Task ▸
Below are some records; reproduce every one of them exactly.

Records for the task ▸
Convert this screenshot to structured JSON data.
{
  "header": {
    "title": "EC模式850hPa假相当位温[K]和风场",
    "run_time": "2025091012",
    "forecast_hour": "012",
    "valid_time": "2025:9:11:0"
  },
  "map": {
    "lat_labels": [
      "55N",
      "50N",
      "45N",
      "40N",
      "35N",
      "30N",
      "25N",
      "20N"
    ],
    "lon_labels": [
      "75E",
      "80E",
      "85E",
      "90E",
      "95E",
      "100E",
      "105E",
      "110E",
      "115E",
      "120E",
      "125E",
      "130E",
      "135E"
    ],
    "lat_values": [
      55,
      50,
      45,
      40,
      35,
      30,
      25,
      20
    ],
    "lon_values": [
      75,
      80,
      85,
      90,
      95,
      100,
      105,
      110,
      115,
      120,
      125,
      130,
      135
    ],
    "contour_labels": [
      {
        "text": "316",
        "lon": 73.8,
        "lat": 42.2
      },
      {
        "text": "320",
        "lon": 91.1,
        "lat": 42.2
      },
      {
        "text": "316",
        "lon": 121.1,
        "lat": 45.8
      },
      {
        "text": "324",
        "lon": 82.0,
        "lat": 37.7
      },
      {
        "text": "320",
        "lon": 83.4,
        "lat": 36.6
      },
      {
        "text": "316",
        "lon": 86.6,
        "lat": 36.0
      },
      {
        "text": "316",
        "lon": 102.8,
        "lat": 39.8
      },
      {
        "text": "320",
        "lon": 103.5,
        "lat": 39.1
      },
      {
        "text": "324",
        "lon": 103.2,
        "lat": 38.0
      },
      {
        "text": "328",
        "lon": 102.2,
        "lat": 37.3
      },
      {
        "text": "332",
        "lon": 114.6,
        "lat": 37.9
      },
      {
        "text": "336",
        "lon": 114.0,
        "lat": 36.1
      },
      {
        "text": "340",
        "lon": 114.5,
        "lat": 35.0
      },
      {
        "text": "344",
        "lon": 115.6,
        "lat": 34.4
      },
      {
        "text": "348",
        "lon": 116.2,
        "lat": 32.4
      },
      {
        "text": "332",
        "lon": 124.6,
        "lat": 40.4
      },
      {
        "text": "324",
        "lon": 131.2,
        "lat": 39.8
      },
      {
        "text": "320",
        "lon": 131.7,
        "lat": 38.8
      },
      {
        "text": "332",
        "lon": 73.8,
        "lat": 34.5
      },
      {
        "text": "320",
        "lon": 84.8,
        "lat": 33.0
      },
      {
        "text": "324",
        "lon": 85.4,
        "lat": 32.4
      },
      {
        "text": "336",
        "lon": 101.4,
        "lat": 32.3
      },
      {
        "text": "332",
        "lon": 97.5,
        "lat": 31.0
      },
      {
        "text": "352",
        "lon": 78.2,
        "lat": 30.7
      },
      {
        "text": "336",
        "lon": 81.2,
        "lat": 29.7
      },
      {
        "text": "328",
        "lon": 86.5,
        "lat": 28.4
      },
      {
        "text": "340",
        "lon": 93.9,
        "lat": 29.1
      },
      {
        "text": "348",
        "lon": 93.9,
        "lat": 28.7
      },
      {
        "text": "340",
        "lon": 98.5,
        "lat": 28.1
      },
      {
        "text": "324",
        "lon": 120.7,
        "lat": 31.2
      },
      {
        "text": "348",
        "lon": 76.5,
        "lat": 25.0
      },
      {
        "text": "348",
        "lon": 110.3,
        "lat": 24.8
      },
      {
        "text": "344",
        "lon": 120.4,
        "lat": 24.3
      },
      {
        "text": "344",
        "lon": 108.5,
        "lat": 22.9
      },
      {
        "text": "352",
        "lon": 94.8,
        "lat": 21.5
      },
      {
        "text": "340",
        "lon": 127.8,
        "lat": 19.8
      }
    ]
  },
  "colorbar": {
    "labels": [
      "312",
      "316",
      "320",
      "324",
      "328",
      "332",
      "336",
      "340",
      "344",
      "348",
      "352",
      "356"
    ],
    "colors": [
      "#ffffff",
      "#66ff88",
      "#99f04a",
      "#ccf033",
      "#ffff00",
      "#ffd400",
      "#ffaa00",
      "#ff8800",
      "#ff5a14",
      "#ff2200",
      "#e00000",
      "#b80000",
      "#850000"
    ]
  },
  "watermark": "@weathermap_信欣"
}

Written response ▸
Convert this screenshot to structured JSON data.
{
  "header": {
    "title": "EC模式850hPa假相当位温[K]和风场",
    "run_time": "2025091012",
    "forecast_hour": "012",
    "valid_time": "2025:9:11:0"
  },
  "map": {
    "lat_labels": [
      "55N",
      "50N",
      "45N",
      "40N",
      "35N",
      "30N",
      "25N",
      "20N"
    ],
    "lon_labels": [
      "75E",
      "80E",
      "85E",
      "90E",
      "95E",
      "100E",
      "105E",
      "110E",
      "115E",
      "120E",
      "125E",
      "130E",
      "135E"
    ],
    "lat_values": [
      55,
      50,
      45,
      40,
      35,
      30,
      25,
      20
    ],
    "lon_values": [
      75,
      80,
      85,
      90,
      95,
      100,
      105,
      110,
      115,
      120,
      125,
      130,
      135
    ],
    "contour_labels": [
      {
        "text": "316",
        "lon": 73.8,
        "lat": 42.2
      },
      {
        "text": "320",
        "lon": 91.1,
        "lat": 42.2
      },
      {
        "text": "316",
        "lon": 121.1,
        "lat": 45.8
      },
      {
        "text": "324",
        "lon": 82.0,
        "lat": 37.7
      },
      {
        "text": "320",
        "lon": 83.4,
        "lat": 36.6
      },
      {
        "text": "316",
        "lon": 86.6,
        "lat": 36.0
      },
      {
        "text": "316",
        "lon": 102.8,
        "lat": 39.8
      },
      {
        "text": "320",
        "lon": 103.5,
        "lat": 39.1
      },
      {
        "text": "324",
        "lon": 103.2,
        "lat": 38.0
      },
      {
        "text": "328",
        "lon": 102.2,
        "lat": 37.3
      },
      {
        "text": "332",
        "lon": 114.6,
        "lat": 37.9
      },
      {
        "text": "336",
        "lon": 114.0,
        "lat": 36.1
      },
      {
        "text": "340",
        "lon": 114.5,
        "lat": 35.0
      },
      {
        "text": "344",
        "lon": 115.6,
        "lat": 34.4
      },
      {
        "text": "348",
        "lon": 116.2,
        "lat": 32.4
      },
      {
        "text": "332",
        "lon": 124.6,
        "lat": 40.4
      },
      {
        "text": "324",
        "lon": 131.2,
        "lat": 39.8
      },
      {
        "text": "320",
        "lon": 131.7,
        "lat": 38.8
      },
      {
        "text": "332",
        "lon": 73.8,
        "lat": 34.5
      },
      {
        "text": "320",
        "lon": 84.8,
        "lat": 33.0
      },
      {
        "text": "324",
        "lon": 85.4,
        "lat": 32.4
      },
      {
        "text": "336",
        "lon": 101.4,
        "lat": 32.3
      },
      {
        "text": "332",
        "lon": 97.5,
        "lat": 31.0
      },
      {
        "text": "352",
        "lon": 78.2,
        "lat": 30.7
      },
      {
        "text": "336",
        "lon": 81.2,
        "lat": 29.7
      },
      {
        "text": "328",
        "lon": 86.5,
        "lat": 28.4
      },
      {
        "text": "340",
        "lon": 93.9,
        "lat": 29.1
      },
      {
        "text": "348",
        "lon": 93.9,
        "lat": 28.7
      },
      {
        "text": "340",
        "lon": 98.5,
        "lat": 28.1
      },
      {
        "text": "324",
        "lon": 120.7,
        "lat": 31.2
      },
      {
        "text": "348",
        "lon": 76.5,
        "lat": 25.0
      },
      {
        "text": "348",
        "lon": 110.3,
        "lat": 24.8
      },
      {
        "text": "344",
        "lon": 120.4,
        "lat": 24.3
      },
      {
        "text": "344",
        "lon": 108.5,
        "lat": 22.9
      },
      {
        "text": "352",
        "lon": 94.8,
        "lat": 21.5
      },
      {
        "text": "340",
        "lon": 127.8,
        "lat": 19.8
      }
    ]
  },
  "colorbar": {
    "labels": [
      "312",
      "316",
      "320",
      "324",
      "328",
      "332",
      "336",
      "340",
      "344",
      "348",
      "352",
      "356"
    ],
    "colors": [
      "#ffffff",
      "#66ff88",
      "#99f04a",
      "#ccf033",
      "#ffff00",
      "#ffd400",
      "#ffaa00",
      "#ff8800",
      "#ff5a14",
      "#ff2200",
      "#e00000",
      "#b80000",
      "#850000"
    ]
  },
  "watermark": "@weathermap_信欣"
}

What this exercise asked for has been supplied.